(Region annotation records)
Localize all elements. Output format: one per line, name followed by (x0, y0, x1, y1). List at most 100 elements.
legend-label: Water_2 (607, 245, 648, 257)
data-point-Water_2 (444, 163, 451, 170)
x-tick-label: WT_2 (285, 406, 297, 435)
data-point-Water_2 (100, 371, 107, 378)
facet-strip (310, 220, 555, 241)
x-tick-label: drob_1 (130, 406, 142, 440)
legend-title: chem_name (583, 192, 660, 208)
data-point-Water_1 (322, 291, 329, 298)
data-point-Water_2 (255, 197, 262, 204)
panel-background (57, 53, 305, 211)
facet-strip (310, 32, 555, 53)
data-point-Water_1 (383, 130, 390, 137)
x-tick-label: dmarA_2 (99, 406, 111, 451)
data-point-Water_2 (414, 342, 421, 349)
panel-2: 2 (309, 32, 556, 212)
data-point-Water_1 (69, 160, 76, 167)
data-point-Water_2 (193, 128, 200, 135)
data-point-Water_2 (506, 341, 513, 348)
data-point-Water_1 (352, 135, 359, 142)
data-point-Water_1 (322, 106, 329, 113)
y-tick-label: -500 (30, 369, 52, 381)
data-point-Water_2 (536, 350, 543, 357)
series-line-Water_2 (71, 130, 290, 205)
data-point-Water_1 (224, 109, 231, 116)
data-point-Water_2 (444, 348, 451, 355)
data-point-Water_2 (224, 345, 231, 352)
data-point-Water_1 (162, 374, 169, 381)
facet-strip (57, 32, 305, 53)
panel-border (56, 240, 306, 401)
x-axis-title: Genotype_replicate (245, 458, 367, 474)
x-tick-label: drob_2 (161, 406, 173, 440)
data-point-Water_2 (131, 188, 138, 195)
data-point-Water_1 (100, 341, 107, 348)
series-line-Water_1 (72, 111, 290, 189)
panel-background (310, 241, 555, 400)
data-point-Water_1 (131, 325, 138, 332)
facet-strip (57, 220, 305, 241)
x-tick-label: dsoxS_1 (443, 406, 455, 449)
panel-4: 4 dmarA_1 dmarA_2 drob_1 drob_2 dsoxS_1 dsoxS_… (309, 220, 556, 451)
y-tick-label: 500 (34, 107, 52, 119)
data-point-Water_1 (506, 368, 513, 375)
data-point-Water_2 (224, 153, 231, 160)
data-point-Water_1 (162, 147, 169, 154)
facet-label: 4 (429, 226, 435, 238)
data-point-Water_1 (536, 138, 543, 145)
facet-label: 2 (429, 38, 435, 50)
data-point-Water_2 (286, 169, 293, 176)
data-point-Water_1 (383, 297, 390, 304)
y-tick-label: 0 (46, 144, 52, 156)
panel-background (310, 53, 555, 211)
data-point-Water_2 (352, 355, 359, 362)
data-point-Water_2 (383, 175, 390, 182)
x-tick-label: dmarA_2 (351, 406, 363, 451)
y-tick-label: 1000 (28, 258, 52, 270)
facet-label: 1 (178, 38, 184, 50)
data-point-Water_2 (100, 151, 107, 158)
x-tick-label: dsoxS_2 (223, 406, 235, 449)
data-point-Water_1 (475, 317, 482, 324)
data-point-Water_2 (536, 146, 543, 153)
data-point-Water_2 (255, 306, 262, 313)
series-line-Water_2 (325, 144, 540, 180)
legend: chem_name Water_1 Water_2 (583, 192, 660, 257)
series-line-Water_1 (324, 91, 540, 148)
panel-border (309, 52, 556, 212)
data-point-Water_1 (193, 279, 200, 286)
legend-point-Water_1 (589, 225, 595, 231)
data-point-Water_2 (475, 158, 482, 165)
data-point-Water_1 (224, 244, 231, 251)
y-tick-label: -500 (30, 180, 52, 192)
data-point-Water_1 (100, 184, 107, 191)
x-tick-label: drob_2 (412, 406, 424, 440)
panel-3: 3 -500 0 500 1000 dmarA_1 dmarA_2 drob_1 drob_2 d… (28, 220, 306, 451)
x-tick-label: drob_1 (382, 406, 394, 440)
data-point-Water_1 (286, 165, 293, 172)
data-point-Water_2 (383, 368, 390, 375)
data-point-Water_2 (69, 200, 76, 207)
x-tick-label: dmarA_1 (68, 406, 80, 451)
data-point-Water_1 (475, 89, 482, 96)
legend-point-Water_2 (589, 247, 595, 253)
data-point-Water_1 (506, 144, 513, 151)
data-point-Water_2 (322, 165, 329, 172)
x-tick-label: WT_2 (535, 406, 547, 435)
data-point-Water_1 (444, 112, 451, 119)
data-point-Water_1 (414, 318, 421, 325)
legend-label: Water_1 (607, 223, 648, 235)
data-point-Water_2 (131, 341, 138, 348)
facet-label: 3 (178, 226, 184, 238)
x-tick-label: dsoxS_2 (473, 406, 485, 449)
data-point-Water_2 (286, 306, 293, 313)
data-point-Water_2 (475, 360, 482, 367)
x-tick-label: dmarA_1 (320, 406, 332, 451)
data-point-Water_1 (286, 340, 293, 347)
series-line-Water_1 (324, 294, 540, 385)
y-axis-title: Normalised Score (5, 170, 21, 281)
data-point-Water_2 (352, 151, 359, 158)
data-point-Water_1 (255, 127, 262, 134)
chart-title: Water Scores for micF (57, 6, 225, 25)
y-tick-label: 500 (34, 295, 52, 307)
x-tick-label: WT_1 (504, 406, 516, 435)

◆ Prompt
Replace "x-tick-label" with "x-axis-tick" in the lines starting at the first line and ending at the line containing "legend-title: chem_name (583, 192, 660, 208)", and give those lines again with everything else unchanged.

◆ Response below
Localize all elements. Output format: one per line, name followed by (x0, y0, x1, y1). List at most 100 elements.
legend-label: Water_2 (607, 245, 648, 257)
data-point-Water_2 (444, 163, 451, 170)
x-axis-tick: WT_2 (285, 406, 297, 435)
data-point-Water_2 (100, 371, 107, 378)
facet-strip (310, 220, 555, 241)
x-axis-tick: drob_1 (130, 406, 142, 440)
legend-title: chem_name (583, 192, 660, 208)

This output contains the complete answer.